→ PROBLEM TO WORK ON
Give a verbatim copy of the lines below, minus the pictures.

________________

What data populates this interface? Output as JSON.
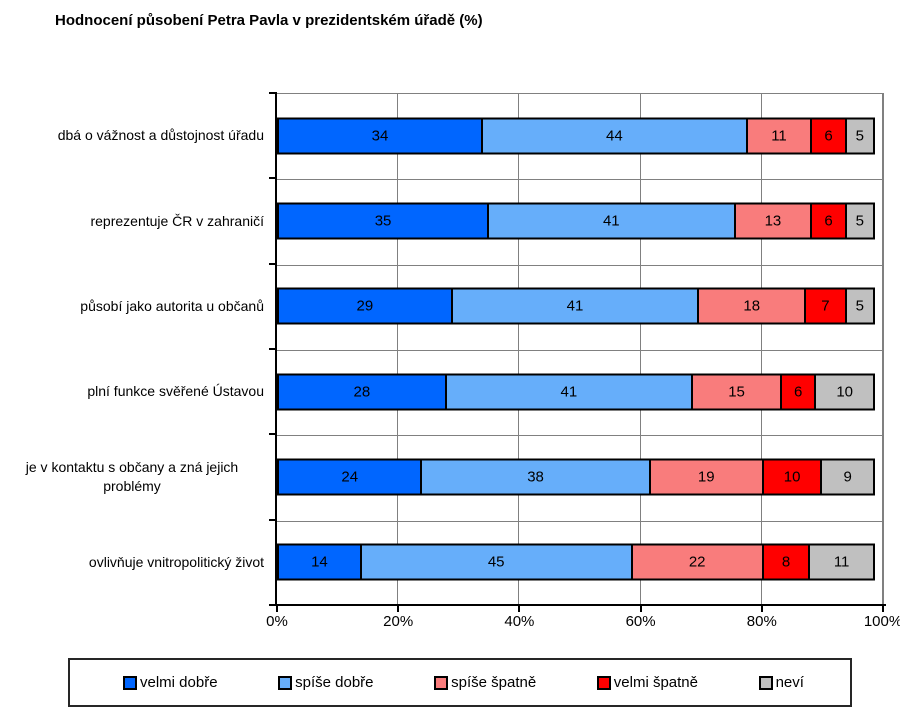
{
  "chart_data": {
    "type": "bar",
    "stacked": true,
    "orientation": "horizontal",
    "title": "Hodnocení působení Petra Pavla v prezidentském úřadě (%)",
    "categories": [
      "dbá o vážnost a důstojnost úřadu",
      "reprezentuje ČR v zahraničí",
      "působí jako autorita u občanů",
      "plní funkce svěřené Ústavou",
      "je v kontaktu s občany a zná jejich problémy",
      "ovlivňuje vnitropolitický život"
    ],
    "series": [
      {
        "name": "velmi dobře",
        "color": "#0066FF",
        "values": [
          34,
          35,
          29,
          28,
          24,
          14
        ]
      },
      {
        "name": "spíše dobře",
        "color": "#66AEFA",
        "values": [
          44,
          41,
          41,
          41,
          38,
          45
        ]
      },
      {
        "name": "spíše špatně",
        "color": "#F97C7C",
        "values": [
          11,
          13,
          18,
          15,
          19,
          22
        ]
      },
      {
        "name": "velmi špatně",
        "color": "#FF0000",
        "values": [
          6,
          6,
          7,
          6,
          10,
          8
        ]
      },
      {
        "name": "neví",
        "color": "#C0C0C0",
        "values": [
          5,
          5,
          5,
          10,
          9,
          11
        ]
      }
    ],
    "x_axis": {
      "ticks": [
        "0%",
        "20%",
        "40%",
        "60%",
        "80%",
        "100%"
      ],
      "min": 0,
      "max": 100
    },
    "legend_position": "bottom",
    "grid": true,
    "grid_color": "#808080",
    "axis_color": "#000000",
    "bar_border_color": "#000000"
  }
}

________________

→ SOLVED EXERCISE
What data populates this interface? Output as JSON.
{
  "chart_data": {
    "type": "bar",
    "stacked": true,
    "orientation": "horizontal",
    "title": "Hodnocení působení Petra Pavla v prezidentském úřadě (%)",
    "categories": [
      "dbá o vážnost a důstojnost úřadu",
      "reprezentuje ČR v zahraničí",
      "působí jako autorita u občanů",
      "plní funkce svěřené Ústavou",
      "je v kontaktu s občany a zná jejich problémy",
      "ovlivňuje vnitropolitický život"
    ],
    "series": [
      {
        "name": "velmi dobře",
        "color": "#0066FF",
        "values": [
          34,
          35,
          29,
          28,
          24,
          14
        ]
      },
      {
        "name": "spíše dobře",
        "color": "#66AEFA",
        "values": [
          44,
          41,
          41,
          41,
          38,
          45
        ]
      },
      {
        "name": "spíše špatně",
        "color": "#F97C7C",
        "values": [
          11,
          13,
          18,
          15,
          19,
          22
        ]
      },
      {
        "name": "velmi špatně",
        "color": "#FF0000",
        "values": [
          6,
          6,
          7,
          6,
          10,
          8
        ]
      },
      {
        "name": "neví",
        "color": "#C0C0C0",
        "values": [
          5,
          5,
          5,
          10,
          9,
          11
        ]
      }
    ],
    "x_axis": {
      "ticks": [
        "0%",
        "20%",
        "40%",
        "60%",
        "80%",
        "100%"
      ],
      "min": 0,
      "max": 100
    },
    "legend_position": "bottom",
    "grid": true,
    "grid_color": "#808080",
    "axis_color": "#000000",
    "bar_border_color": "#000000"
  }
}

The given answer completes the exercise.